*Exercise prompt:*
Wherever the string "this" appears in a line, extract that line.
━━ Dataset excerpts ━━
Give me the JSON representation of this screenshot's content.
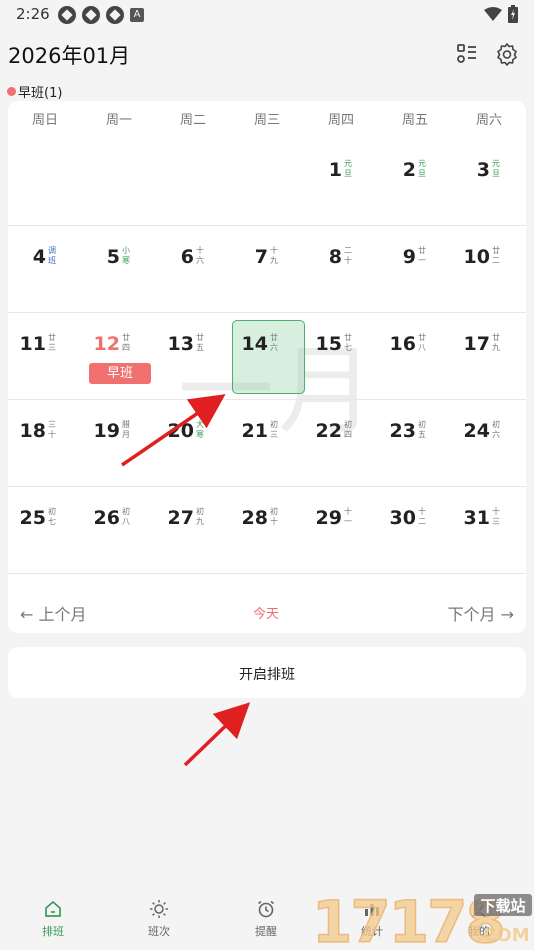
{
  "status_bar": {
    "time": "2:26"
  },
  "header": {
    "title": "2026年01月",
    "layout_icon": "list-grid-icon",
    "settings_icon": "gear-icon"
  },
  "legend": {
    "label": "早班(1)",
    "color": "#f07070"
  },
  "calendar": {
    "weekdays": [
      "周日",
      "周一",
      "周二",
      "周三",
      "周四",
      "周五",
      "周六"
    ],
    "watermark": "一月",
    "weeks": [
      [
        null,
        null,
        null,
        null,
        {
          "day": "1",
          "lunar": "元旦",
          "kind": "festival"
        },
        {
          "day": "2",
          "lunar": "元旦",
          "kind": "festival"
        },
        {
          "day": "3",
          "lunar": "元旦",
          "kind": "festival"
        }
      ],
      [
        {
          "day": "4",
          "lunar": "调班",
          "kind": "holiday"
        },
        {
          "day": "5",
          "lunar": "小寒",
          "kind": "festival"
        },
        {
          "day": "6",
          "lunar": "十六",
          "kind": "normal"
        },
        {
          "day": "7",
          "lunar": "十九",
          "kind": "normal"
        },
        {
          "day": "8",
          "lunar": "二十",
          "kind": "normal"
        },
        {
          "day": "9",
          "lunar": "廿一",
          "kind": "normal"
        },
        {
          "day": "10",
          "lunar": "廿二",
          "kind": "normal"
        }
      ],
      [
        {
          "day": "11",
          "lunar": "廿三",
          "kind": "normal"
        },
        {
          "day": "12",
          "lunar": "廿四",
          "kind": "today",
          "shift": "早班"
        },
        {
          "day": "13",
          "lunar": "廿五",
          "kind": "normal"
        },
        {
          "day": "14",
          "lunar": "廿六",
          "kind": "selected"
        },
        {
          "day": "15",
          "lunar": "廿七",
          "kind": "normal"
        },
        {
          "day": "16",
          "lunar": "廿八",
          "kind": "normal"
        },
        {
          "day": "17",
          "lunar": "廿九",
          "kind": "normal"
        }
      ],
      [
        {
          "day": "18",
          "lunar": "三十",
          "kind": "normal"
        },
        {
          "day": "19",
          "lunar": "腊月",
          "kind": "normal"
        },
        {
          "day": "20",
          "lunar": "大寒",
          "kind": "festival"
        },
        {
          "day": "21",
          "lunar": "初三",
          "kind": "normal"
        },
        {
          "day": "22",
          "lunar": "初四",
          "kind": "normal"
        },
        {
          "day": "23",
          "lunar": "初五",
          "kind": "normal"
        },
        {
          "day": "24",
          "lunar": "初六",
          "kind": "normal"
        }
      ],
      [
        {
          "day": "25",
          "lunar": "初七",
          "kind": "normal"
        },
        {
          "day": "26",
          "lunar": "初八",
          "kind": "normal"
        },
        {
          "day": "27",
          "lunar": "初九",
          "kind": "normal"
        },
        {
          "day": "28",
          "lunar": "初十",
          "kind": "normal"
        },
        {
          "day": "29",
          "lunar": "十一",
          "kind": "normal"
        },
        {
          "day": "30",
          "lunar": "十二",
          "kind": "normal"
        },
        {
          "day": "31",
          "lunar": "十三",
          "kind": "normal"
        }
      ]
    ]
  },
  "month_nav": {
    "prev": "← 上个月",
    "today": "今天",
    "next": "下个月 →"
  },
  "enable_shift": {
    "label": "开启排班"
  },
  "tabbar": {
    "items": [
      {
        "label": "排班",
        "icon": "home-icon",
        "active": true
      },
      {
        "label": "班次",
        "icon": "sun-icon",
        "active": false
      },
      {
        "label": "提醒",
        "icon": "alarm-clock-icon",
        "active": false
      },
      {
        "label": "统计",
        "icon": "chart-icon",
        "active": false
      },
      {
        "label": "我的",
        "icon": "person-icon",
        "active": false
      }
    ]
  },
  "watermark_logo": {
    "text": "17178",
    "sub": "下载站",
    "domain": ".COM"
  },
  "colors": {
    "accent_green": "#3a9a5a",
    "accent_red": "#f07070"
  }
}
━━━
━━ Dataset excerpts ━━
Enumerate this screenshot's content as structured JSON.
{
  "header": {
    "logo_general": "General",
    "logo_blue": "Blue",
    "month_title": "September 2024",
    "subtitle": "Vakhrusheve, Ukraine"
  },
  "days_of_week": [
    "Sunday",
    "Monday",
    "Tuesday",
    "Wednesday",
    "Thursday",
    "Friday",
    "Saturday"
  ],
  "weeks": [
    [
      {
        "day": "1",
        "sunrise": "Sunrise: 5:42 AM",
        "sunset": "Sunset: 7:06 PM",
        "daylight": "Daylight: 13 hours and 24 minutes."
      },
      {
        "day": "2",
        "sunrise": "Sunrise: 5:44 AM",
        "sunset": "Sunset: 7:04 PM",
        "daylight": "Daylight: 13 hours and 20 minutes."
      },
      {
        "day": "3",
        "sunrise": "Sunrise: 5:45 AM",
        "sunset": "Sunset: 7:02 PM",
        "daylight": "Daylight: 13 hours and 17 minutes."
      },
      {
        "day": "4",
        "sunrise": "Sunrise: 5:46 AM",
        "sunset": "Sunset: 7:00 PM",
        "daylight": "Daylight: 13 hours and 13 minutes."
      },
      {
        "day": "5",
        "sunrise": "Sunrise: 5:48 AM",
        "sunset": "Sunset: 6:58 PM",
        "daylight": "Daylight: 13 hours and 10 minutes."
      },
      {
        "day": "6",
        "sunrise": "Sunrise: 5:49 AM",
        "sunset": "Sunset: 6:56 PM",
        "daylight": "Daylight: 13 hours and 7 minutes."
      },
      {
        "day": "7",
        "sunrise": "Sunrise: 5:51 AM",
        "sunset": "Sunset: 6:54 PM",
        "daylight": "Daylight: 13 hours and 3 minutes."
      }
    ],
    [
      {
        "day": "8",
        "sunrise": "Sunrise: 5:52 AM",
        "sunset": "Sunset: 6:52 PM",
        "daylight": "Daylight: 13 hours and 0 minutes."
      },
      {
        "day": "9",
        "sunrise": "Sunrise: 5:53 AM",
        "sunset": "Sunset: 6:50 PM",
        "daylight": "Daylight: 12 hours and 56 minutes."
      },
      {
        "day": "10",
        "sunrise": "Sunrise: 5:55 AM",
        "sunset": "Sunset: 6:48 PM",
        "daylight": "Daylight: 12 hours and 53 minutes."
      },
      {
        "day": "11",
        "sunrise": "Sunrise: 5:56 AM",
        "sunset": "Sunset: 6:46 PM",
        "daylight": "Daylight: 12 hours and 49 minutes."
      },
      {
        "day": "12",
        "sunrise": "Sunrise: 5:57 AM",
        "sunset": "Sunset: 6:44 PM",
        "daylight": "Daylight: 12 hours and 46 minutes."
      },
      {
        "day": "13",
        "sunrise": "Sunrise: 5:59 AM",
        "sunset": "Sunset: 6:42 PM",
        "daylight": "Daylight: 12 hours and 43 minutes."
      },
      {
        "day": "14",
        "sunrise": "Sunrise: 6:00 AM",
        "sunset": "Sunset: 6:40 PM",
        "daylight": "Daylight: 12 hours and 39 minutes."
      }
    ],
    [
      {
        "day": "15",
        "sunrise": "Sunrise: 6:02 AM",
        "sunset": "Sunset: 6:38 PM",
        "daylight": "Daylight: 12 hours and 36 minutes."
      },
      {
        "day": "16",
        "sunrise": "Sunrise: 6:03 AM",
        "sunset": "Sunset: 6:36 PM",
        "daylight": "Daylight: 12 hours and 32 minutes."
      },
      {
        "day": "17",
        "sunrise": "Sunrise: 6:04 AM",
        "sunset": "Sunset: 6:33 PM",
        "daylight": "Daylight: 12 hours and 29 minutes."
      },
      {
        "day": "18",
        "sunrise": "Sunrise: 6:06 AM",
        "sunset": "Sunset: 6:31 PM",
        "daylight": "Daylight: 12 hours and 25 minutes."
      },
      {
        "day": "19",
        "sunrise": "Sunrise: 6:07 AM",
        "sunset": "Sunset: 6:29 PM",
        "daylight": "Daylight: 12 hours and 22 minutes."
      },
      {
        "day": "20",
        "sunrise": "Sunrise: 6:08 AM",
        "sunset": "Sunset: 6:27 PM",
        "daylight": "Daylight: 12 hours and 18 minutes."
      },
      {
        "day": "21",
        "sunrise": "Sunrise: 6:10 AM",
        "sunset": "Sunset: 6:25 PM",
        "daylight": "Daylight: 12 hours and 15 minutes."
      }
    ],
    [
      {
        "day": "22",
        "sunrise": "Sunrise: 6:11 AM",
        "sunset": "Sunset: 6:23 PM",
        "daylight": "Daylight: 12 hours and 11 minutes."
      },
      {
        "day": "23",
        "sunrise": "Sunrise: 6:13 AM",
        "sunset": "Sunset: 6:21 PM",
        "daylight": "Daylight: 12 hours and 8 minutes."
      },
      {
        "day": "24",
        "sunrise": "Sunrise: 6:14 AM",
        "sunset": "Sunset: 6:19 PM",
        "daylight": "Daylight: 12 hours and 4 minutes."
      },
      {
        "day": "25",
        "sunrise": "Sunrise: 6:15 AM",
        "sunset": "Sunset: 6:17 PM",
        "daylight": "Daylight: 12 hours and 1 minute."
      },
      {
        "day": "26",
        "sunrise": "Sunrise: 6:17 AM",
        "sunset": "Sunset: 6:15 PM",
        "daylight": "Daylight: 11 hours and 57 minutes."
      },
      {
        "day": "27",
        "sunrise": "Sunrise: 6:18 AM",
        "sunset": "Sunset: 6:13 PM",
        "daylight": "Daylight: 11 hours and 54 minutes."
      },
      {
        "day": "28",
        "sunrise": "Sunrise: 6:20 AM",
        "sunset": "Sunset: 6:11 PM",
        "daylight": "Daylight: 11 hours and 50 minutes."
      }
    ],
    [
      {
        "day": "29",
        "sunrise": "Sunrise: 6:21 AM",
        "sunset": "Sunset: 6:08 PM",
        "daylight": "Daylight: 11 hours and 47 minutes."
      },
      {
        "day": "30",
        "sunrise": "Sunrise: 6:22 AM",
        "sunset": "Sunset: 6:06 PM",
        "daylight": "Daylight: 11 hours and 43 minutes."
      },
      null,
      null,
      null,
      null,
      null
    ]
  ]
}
━━━
━━ Dataset excerpts ━━
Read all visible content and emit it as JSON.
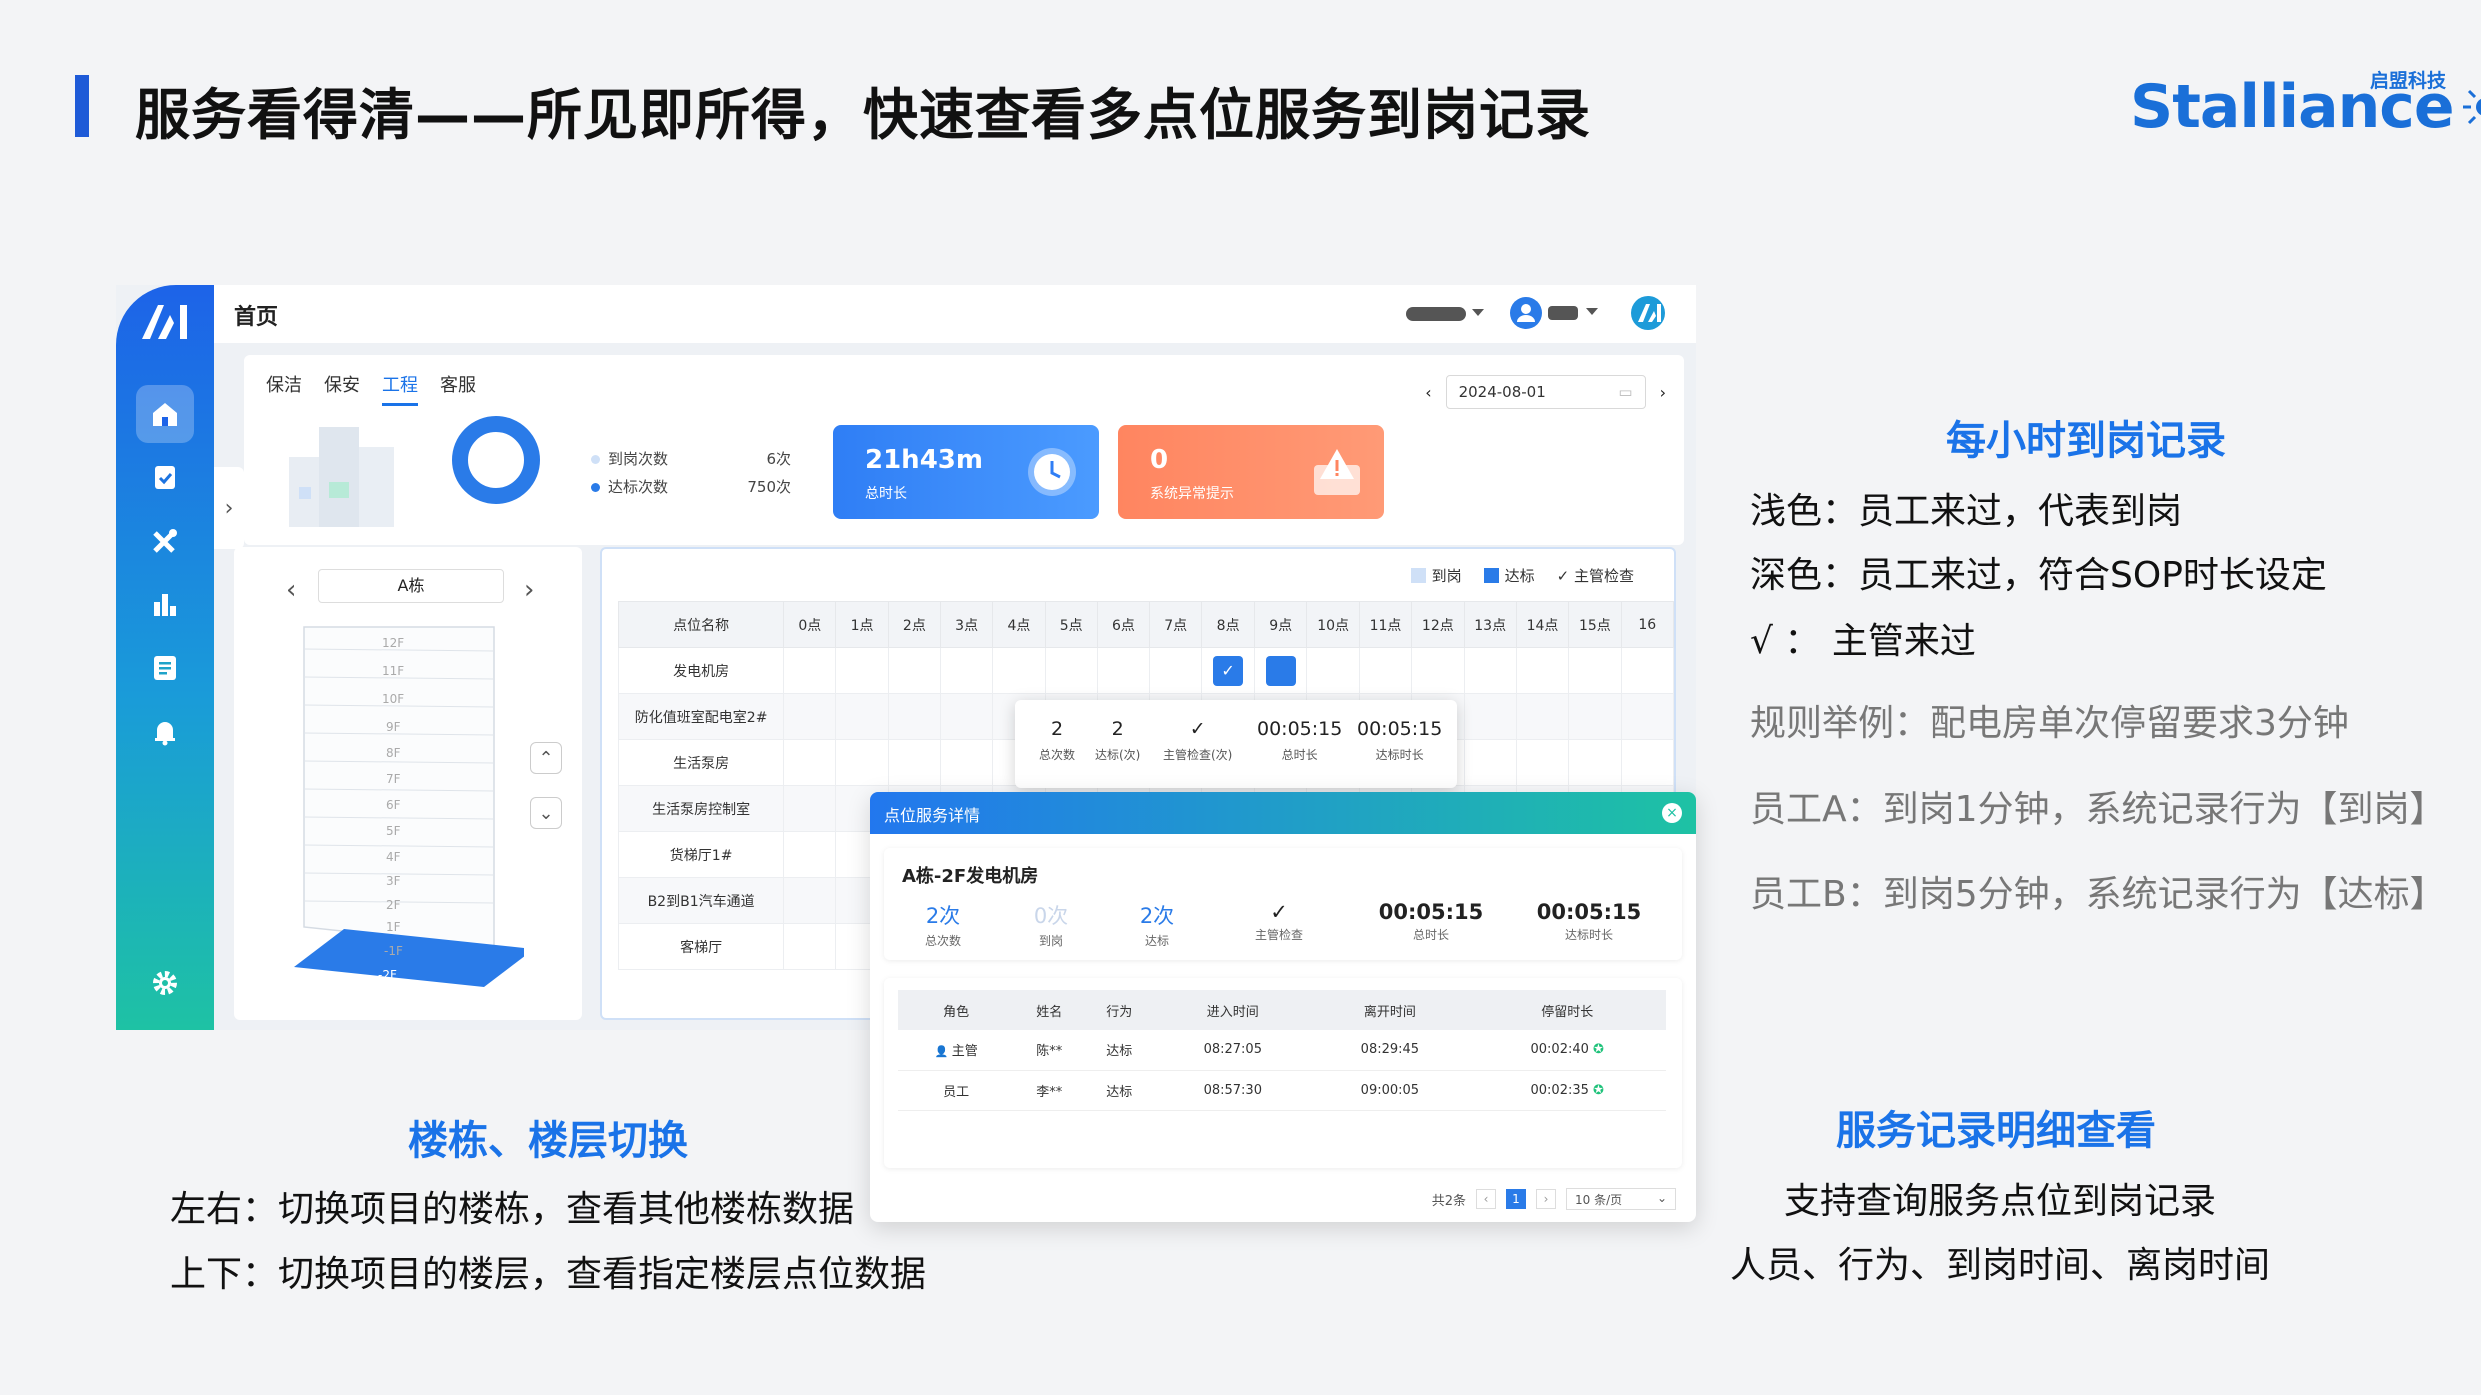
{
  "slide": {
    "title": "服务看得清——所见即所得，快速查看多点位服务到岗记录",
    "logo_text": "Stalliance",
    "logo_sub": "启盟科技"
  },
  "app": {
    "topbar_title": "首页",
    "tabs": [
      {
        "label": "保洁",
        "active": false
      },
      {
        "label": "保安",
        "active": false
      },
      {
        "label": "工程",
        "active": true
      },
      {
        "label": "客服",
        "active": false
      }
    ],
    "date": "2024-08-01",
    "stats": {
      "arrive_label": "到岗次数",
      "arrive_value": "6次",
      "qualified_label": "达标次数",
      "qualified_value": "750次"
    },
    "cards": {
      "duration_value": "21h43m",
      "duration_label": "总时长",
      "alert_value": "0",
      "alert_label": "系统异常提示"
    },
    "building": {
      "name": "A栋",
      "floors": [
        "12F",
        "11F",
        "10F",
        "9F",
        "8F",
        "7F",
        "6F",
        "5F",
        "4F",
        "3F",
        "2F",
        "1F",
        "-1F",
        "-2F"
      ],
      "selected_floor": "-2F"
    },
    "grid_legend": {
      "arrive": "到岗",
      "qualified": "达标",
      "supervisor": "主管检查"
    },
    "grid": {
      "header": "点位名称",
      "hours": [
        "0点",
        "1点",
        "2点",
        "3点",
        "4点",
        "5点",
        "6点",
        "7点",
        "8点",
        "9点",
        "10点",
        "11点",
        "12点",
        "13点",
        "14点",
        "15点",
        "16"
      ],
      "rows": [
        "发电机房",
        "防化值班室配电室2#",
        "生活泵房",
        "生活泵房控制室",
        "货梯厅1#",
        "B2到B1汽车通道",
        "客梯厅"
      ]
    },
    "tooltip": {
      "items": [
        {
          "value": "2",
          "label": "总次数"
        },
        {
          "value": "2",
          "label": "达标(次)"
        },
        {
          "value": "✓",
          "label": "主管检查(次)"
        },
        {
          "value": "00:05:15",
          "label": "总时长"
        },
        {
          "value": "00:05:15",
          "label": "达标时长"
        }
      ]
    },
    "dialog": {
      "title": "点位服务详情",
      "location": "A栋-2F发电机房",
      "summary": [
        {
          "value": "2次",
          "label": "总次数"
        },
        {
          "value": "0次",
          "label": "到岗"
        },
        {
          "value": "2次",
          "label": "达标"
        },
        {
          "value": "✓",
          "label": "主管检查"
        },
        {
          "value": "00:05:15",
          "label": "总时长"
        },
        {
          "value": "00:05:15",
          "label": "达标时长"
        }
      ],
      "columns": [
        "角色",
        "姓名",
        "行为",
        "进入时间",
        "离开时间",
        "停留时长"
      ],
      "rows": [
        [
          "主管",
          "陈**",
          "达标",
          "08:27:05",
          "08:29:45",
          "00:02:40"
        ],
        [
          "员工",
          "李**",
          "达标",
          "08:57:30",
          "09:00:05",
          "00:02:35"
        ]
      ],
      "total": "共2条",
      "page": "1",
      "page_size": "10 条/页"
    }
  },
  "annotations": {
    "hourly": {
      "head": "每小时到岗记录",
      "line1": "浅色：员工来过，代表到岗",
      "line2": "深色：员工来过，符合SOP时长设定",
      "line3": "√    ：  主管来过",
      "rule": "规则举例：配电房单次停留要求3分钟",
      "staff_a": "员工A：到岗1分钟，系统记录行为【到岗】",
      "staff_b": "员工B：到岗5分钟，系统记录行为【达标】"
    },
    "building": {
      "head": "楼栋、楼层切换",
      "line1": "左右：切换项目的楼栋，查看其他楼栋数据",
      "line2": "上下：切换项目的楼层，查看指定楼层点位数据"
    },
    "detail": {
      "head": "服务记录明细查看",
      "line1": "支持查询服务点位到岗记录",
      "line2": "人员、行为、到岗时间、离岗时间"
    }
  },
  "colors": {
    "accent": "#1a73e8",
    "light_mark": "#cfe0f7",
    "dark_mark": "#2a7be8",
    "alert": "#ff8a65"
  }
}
━━━
*Full answer:*
Give me the JSON representation of this screenshot's content.
Enumerate this screenshot's content as structured JSON.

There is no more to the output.